Short exercise: Please write out the material below exactly as given.
--- start of Record excerpts ---
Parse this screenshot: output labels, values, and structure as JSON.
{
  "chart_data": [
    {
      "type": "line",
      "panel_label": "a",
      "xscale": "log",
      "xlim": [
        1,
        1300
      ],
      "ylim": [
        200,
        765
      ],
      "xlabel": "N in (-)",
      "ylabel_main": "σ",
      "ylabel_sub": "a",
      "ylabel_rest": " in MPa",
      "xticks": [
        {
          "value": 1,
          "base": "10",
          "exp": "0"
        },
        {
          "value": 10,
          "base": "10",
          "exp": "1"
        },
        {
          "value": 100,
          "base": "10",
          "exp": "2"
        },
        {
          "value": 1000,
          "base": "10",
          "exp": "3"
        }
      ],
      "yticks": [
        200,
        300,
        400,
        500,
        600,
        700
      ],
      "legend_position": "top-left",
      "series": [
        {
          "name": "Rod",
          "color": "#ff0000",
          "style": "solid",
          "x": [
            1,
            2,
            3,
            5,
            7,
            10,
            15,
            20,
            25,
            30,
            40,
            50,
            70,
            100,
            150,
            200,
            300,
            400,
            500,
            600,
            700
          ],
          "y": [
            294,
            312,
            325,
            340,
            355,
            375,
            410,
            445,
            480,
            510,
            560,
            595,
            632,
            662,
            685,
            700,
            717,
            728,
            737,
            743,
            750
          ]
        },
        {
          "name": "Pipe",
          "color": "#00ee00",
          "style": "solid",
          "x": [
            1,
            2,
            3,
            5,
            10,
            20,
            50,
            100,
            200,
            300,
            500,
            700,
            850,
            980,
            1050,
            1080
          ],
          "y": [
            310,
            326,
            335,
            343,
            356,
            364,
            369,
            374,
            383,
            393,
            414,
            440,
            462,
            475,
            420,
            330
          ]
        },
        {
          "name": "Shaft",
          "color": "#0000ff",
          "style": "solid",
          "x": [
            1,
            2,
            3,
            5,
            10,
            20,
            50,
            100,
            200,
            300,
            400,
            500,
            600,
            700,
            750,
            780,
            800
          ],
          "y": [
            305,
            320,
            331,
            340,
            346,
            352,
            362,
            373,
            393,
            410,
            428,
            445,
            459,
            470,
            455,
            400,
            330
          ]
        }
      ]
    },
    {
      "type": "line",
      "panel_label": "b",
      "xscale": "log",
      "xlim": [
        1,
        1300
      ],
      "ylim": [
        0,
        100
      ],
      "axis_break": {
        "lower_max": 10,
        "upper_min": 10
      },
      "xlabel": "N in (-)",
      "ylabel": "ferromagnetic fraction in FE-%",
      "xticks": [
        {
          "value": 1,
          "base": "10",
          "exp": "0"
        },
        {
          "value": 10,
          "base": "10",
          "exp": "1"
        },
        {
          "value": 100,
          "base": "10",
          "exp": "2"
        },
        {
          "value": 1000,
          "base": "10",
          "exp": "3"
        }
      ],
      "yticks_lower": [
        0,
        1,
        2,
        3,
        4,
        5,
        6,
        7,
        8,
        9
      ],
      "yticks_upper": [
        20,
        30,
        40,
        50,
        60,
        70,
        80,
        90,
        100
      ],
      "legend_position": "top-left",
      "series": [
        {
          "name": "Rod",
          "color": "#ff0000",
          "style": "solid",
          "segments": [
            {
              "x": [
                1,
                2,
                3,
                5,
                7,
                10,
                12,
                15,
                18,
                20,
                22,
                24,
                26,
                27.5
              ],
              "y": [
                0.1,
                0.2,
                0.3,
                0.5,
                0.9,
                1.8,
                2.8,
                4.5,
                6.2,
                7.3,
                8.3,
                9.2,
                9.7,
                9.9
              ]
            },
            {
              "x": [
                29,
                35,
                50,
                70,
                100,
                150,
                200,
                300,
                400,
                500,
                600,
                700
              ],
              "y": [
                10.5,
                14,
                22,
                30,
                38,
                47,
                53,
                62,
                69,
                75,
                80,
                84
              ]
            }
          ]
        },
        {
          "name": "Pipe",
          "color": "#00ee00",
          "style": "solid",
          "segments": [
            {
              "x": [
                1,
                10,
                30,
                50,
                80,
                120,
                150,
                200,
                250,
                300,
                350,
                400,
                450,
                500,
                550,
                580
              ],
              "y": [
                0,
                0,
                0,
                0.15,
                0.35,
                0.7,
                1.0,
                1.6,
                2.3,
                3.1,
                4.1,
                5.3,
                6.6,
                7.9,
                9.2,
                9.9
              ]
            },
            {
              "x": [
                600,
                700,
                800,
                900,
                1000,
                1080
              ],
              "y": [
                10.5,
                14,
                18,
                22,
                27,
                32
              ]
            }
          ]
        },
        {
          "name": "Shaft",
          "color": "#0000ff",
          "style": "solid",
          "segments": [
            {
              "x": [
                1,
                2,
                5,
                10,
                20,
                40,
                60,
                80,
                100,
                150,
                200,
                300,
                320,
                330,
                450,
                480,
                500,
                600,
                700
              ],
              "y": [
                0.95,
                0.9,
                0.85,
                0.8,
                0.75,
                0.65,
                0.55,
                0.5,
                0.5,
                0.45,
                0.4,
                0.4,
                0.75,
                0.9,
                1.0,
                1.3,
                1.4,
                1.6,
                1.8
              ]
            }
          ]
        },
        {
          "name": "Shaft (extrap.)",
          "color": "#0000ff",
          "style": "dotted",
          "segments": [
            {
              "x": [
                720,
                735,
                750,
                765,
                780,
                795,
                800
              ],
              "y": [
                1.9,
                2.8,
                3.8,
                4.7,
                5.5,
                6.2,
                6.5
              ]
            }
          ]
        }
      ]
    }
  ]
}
--- end of Record excerpts ---
Task result:
Parse this screenshot: output labels, values, and structure as JSON.
{
  "chart_data": [
    {
      "type": "line",
      "panel_label": "a",
      "xscale": "log",
      "xlim": [
        1,
        1300
      ],
      "ylim": [
        200,
        765
      ],
      "xlabel": "N in (-)",
      "ylabel_main": "σ",
      "ylabel_sub": "a",
      "ylabel_rest": " in MPa",
      "xticks": [
        {
          "value": 1,
          "base": "10",
          "exp": "0"
        },
        {
          "value": 10,
          "base": "10",
          "exp": "1"
        },
        {
          "value": 100,
          "base": "10",
          "exp": "2"
        },
        {
          "value": 1000,
          "base": "10",
          "exp": "3"
        }
      ],
      "yticks": [
        200,
        300,
        400,
        500,
        600,
        700
      ],
      "legend_position": "top-left",
      "series": [
        {
          "name": "Rod",
          "color": "#ff0000",
          "style": "solid",
          "x": [
            1,
            2,
            3,
            5,
            7,
            10,
            15,
            20,
            25,
            30,
            40,
            50,
            70,
            100,
            150,
            200,
            300,
            400,
            500,
            600,
            700
          ],
          "y": [
            294,
            312,
            325,
            340,
            355,
            375,
            410,
            445,
            480,
            510,
            560,
            595,
            632,
            662,
            685,
            700,
            717,
            728,
            737,
            743,
            750
          ]
        },
        {
          "name": "Pipe",
          "color": "#00ee00",
          "style": "solid",
          "x": [
            1,
            2,
            3,
            5,
            10,
            20,
            50,
            100,
            200,
            300,
            500,
            700,
            850,
            980,
            1050,
            1080
          ],
          "y": [
            310,
            326,
            335,
            343,
            356,
            364,
            369,
            374,
            383,
            393,
            414,
            440,
            462,
            475,
            420,
            330
          ]
        },
        {
          "name": "Shaft",
          "color": "#0000ff",
          "style": "solid",
          "x": [
            1,
            2,
            3,
            5,
            10,
            20,
            50,
            100,
            200,
            300,
            400,
            500,
            600,
            700,
            750,
            780,
            800
          ],
          "y": [
            305,
            320,
            331,
            340,
            346,
            352,
            362,
            373,
            393,
            410,
            428,
            445,
            459,
            470,
            455,
            400,
            330
          ]
        }
      ]
    },
    {
      "type": "line",
      "panel_label": "b",
      "xscale": "log",
      "xlim": [
        1,
        1300
      ],
      "ylim": [
        0,
        100
      ],
      "axis_break": {
        "lower_max": 10,
        "upper_min": 10
      },
      "xlabel": "N in (-)",
      "ylabel": "ferromagnetic fraction in FE-%",
      "xticks": [
        {
          "value": 1,
          "base": "10",
          "exp": "0"
        },
        {
          "value": 10,
          "base": "10",
          "exp": "1"
        },
        {
          "value": 100,
          "base": "10",
          "exp": "2"
        },
        {
          "value": 1000,
          "base": "10",
          "exp": "3"
        }
      ],
      "yticks_lower": [
        0,
        1,
        2,
        3,
        4,
        5,
        6,
        7,
        8,
        9
      ],
      "yticks_upper": [
        20,
        30,
        40,
        50,
        60,
        70,
        80,
        90,
        100
      ],
      "legend_position": "top-left",
      "series": [
        {
          "name": "Rod",
          "color": "#ff0000",
          "style": "solid",
          "segments": [
            {
              "x": [
                1,
                2,
                3,
                5,
                7,
                10,
                12,
                15,
                18,
                20,
                22,
                24,
                26,
                27.5
              ],
              "y": [
                0.1,
                0.2,
                0.3,
                0.5,
                0.9,
                1.8,
                2.8,
                4.5,
                6.2,
                7.3,
                8.3,
                9.2,
                9.7,
                9.9
              ]
            },
            {
              "x": [
                29,
                35,
                50,
                70,
                100,
                150,
                200,
                300,
                400,
                500,
                600,
                700
              ],
              "y": [
                10.5,
                14,
                22,
                30,
                38,
                47,
                53,
                62,
                69,
                75,
                80,
                84
              ]
            }
          ]
        },
        {
          "name": "Pipe",
          "color": "#00ee00",
          "style": "solid",
          "segments": [
            {
              "x": [
                1,
                10,
                30,
                50,
                80,
                120,
                150,
                200,
                250,
                300,
                350,
                400,
                450,
                500,
                550,
                580
              ],
              "y": [
                0,
                0,
                0,
                0.15,
                0.35,
                0.7,
                1.0,
                1.6,
                2.3,
                3.1,
                4.1,
                5.3,
                6.6,
                7.9,
                9.2,
                9.9
              ]
            },
            {
              "x": [
                600,
                700,
                800,
                900,
                1000,
                1080
              ],
              "y": [
                10.5,
                14,
                18,
                22,
                27,
                32
              ]
            }
          ]
        },
        {
          "name": "Shaft",
          "color": "#0000ff",
          "style": "solid",
          "segments": [
            {
              "x": [
                1,
                2,
                5,
                10,
                20,
                40,
                60,
                80,
                100,
                150,
                200,
                300,
                320,
                330,
                450,
                480,
                500,
                600,
                700
              ],
              "y": [
                0.95,
                0.9,
                0.85,
                0.8,
                0.75,
                0.65,
                0.55,
                0.5,
                0.5,
                0.45,
                0.4,
                0.4,
                0.75,
                0.9,
                1.0,
                1.3,
                1.4,
                1.6,
                1.8
              ]
            }
          ]
        },
        {
          "name": "Shaft (extrap.)",
          "color": "#0000ff",
          "style": "dotted",
          "segments": [
            {
              "x": [
                720,
                735,
                750,
                765,
                780,
                795,
                800
              ],
              "y": [
                1.9,
                2.8,
                3.8,
                4.7,
                5.5,
                6.2,
                6.5
              ]
            }
          ]
        }
      ]
    }
  ]
}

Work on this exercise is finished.